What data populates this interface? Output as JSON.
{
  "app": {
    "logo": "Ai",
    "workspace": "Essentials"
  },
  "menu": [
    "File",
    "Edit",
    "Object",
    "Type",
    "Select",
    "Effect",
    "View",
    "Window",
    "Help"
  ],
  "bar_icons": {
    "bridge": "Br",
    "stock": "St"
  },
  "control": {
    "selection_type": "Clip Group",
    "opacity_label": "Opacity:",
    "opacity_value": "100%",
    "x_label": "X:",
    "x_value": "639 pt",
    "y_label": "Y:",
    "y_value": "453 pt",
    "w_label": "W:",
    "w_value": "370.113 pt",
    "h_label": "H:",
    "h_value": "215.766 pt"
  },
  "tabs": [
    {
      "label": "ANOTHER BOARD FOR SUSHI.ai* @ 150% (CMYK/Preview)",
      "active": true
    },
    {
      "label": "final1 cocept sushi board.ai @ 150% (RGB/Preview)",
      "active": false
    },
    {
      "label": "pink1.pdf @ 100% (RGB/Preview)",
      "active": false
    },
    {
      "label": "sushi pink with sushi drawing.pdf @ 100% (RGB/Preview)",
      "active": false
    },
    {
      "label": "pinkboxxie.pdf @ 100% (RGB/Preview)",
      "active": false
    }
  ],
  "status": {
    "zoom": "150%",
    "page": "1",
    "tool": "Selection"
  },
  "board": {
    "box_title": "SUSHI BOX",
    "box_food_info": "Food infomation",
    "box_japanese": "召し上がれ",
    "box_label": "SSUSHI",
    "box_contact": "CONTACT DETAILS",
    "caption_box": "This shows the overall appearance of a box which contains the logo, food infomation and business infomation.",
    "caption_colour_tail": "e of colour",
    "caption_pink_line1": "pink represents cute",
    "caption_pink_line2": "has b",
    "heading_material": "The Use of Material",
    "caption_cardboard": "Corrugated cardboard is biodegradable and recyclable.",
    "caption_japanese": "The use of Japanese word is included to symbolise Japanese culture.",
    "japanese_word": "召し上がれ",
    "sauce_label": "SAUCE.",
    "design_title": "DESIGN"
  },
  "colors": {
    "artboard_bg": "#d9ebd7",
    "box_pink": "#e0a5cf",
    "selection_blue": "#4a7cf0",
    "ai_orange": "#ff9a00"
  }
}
....
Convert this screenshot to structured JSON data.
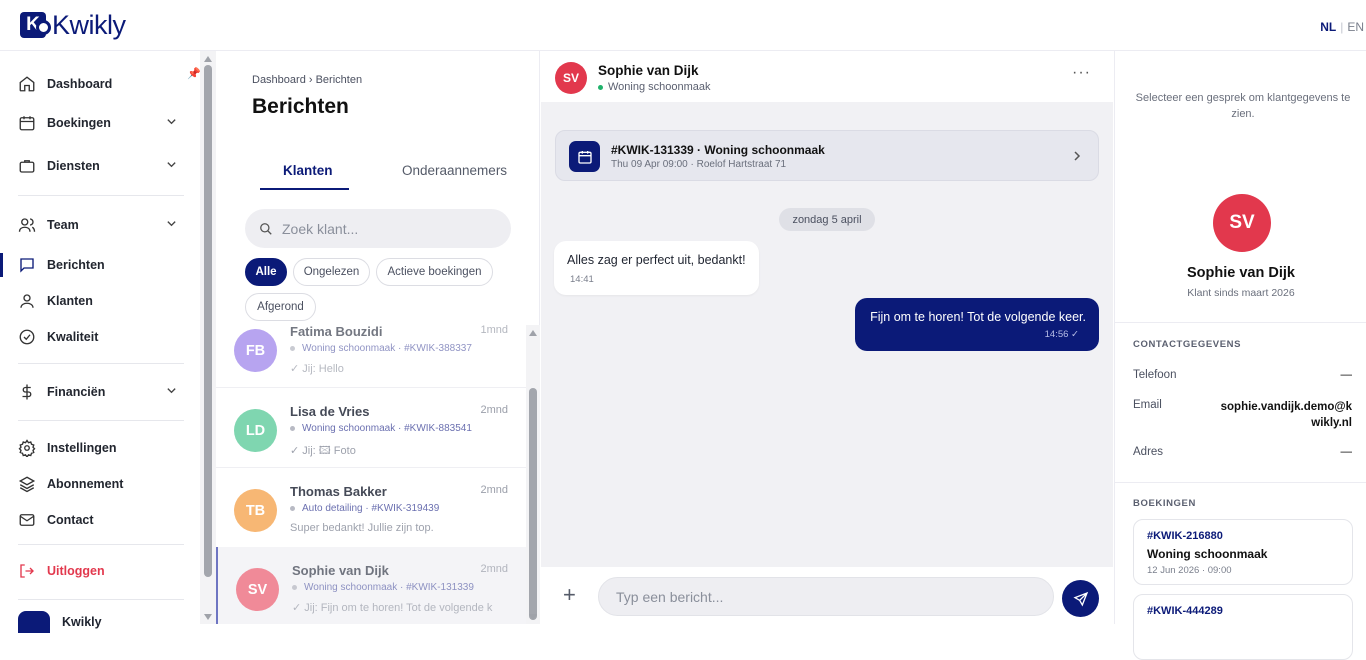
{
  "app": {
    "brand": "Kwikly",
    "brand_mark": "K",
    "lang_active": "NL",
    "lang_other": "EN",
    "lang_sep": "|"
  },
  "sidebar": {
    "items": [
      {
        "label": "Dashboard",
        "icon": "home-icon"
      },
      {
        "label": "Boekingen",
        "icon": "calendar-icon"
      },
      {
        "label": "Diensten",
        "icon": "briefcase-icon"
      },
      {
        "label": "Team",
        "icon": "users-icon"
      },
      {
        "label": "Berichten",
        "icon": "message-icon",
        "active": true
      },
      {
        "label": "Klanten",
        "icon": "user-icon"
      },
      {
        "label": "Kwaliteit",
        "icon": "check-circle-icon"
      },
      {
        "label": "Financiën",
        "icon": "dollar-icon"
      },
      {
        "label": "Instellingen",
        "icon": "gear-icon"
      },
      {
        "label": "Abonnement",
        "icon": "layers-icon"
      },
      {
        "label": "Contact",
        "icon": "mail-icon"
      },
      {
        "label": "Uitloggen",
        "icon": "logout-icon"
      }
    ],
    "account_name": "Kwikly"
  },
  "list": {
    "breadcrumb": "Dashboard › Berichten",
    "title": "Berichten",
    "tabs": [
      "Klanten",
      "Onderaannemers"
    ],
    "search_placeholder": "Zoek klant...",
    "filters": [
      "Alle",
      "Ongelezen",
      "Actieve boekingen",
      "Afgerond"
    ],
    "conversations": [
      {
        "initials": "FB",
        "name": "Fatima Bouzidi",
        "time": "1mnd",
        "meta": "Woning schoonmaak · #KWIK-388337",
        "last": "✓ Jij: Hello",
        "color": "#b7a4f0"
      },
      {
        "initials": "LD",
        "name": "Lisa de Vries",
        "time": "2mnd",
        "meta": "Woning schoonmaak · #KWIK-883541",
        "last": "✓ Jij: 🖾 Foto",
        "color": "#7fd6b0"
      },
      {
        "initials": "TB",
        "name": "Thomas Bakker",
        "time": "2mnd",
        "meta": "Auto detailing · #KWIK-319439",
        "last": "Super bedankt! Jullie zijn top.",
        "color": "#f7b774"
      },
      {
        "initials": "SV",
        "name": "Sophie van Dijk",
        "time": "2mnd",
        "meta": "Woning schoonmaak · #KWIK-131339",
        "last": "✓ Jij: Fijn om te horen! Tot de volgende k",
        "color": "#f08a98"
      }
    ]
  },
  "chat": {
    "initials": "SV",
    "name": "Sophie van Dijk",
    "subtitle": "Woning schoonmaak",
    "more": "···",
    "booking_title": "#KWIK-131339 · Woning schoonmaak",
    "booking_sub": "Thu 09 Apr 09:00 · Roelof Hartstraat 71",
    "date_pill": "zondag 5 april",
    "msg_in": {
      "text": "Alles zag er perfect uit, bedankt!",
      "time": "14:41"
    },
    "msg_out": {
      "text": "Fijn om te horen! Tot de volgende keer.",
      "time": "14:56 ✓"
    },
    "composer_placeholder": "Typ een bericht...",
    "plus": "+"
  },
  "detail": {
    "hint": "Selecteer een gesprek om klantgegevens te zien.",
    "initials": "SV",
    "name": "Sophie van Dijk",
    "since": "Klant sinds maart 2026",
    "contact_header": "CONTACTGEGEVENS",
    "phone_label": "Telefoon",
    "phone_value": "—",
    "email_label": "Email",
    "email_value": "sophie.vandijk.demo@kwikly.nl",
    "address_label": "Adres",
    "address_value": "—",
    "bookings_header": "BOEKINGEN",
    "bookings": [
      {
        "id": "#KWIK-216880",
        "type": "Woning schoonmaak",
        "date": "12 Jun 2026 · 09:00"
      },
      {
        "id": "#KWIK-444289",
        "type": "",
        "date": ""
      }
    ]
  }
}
....
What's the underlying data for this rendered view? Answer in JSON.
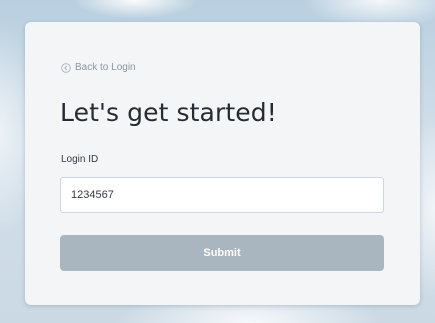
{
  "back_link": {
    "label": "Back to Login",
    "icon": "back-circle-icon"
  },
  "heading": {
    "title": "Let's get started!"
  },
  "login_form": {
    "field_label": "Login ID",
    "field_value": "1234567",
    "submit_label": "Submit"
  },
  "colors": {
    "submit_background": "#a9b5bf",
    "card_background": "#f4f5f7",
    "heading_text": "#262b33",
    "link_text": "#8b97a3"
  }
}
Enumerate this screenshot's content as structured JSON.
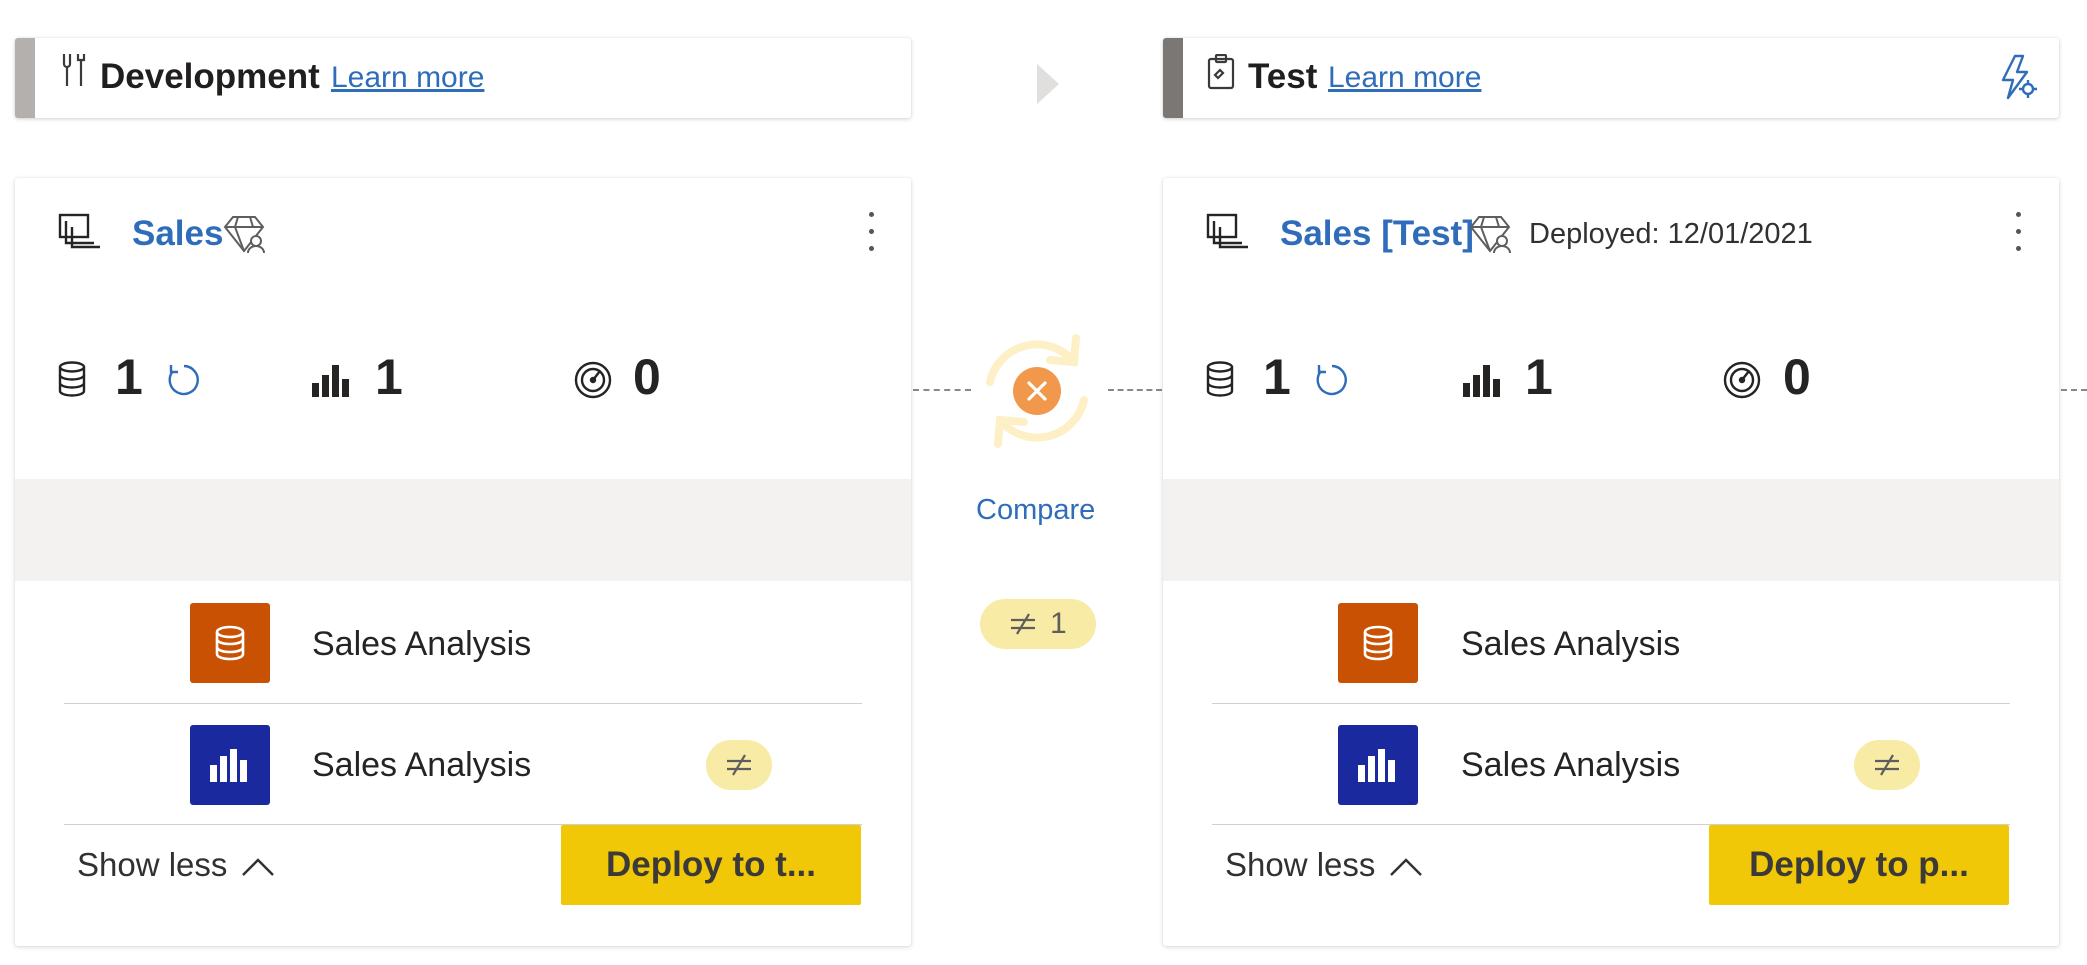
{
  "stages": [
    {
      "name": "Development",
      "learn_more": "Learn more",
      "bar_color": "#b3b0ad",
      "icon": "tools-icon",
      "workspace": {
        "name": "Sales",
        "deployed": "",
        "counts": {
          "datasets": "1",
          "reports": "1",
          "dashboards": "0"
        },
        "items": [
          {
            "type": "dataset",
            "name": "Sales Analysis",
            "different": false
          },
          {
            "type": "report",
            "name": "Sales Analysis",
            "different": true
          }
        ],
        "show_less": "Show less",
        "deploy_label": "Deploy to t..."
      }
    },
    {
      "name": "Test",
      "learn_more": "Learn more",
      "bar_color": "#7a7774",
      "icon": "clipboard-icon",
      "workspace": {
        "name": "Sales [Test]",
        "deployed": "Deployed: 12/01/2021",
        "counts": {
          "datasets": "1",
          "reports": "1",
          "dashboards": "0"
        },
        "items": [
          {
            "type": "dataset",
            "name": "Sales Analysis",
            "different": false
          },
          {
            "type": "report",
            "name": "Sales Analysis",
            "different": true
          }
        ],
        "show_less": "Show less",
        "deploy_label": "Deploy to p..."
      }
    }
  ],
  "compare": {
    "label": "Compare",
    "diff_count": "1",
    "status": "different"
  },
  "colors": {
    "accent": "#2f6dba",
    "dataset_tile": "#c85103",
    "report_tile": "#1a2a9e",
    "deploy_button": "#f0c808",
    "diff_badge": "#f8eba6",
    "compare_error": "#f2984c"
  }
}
....
### What is asked:
List every line above that contains the word "true".

### Output below:
      "active": true
        "active": true
            "different": true
            "different": true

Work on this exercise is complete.